_MATERIAL FOR THIS TASK_
***
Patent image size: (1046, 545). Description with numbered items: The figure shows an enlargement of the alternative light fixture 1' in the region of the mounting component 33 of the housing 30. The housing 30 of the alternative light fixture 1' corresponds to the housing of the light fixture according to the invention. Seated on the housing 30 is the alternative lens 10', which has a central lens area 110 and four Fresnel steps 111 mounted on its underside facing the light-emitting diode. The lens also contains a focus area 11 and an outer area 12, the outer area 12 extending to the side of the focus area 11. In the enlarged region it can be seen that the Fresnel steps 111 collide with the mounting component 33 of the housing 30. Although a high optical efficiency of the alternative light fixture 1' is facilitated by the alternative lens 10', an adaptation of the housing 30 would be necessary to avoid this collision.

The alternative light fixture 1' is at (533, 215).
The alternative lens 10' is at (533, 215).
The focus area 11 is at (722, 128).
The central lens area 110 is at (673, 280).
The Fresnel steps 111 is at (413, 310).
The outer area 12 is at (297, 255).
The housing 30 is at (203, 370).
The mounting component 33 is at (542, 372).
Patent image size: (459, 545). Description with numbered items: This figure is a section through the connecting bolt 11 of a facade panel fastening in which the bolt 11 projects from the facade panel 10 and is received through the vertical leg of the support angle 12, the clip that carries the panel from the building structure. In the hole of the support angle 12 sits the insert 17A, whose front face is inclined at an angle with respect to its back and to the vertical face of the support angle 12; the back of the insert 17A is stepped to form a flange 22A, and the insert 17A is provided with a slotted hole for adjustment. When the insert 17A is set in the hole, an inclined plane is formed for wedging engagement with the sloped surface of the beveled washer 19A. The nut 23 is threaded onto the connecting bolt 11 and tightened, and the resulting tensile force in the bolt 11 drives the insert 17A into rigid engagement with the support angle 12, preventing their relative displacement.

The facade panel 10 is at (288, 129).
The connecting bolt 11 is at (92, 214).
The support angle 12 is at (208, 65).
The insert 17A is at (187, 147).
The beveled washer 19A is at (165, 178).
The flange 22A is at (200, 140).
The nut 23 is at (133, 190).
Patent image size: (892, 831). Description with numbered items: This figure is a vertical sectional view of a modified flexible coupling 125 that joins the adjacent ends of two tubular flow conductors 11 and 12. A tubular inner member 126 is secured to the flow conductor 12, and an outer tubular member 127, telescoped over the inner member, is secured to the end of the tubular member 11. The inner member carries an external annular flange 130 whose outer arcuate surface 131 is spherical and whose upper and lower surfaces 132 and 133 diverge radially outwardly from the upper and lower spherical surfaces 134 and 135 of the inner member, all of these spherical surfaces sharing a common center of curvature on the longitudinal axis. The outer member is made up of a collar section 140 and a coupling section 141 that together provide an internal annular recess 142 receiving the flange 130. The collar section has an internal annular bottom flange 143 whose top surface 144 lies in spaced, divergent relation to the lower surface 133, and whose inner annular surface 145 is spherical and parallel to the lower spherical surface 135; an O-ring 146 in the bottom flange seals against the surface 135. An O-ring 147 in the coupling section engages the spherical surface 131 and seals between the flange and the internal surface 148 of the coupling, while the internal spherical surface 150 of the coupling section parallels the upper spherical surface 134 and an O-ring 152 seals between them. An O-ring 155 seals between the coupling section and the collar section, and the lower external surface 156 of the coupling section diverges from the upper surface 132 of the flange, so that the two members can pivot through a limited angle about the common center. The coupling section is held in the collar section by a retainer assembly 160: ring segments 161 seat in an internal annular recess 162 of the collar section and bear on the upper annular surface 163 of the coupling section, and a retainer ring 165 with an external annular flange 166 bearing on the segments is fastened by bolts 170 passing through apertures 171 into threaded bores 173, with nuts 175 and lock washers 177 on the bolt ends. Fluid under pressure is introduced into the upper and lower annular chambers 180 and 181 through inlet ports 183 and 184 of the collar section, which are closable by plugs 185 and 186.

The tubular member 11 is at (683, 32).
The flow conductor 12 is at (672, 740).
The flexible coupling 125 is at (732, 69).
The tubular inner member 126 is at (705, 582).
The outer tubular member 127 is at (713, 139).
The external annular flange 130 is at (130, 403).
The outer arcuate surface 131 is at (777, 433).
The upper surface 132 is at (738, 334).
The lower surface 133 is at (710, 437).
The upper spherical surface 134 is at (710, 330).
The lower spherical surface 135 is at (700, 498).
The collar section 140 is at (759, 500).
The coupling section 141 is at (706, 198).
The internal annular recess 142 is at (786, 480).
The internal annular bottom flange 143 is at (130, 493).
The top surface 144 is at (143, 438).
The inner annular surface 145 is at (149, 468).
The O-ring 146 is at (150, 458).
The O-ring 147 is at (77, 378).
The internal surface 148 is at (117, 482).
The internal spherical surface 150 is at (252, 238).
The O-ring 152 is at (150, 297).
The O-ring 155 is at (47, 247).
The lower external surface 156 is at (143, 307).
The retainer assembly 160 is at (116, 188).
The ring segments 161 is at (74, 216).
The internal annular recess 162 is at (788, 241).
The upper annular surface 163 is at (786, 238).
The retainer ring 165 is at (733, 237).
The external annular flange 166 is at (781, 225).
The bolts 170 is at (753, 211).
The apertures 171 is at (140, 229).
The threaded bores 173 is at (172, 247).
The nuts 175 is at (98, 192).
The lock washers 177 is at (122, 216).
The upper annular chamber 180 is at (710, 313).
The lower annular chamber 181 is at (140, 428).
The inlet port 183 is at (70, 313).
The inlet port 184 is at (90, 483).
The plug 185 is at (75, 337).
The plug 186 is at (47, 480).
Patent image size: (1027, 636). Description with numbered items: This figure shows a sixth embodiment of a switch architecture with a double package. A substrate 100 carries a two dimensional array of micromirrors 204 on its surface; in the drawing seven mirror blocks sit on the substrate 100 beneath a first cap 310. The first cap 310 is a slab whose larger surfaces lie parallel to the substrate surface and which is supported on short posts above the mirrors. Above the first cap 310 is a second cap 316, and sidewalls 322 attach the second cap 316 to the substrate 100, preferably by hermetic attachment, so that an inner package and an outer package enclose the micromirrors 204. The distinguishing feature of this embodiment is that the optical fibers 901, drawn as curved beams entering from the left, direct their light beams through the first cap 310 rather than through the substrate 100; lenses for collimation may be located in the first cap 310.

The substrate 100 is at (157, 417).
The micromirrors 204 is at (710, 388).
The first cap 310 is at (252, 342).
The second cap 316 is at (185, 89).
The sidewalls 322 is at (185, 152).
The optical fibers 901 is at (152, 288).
***
_REQUIREMENT_
Give the lines from the start of the records through the line containing "The mounting component 33 is at (542, 372)." as a JSON list of strings, one string per line, with blank lines left out.

_CORRECT OUTPUT_
[
  "Patent image size: (1046, 545). Description with numbered items: The figure shows an enlargement of the alternative light fixture 1' in the region of the mounting component 33 of the housing 30. The housing 30 of the alternative light fixture 1' corresponds to the housing of the light fixture according to the invention. Seated on the housing 30 is the alternative lens 10', which has a central lens area 110 and four Fresnel steps 111 mounted on its underside facing the light-emitting diode. The lens also contains a focus area 11 and an outer area 12, the outer area 12 extending to the side of the focus area 11. In the enlarged region it can be seen that the Fresnel steps 111 collide with the mounting component 33 of the housing 30. Although a high optical efficiency of the alternative light fixture 1' is facilitated by the alternative lens 10', an adaptation of the housing 30 would be necessary to avoid this collision.",
  "The alternative light fixture 1' is at (533, 215).",
  "The alternative lens 10' is at (533, 215).",
  "The focus area 11 is at (722, 128).",
  "The central lens area 110 is at (673, 280).",
  "The Fresnel steps 111 is at (413, 310).",
  "The outer area 12 is at (297, 255).",
  "The housing 30 is at (203, 370).",
  "The mounting component 33 is at (542, 372)."
]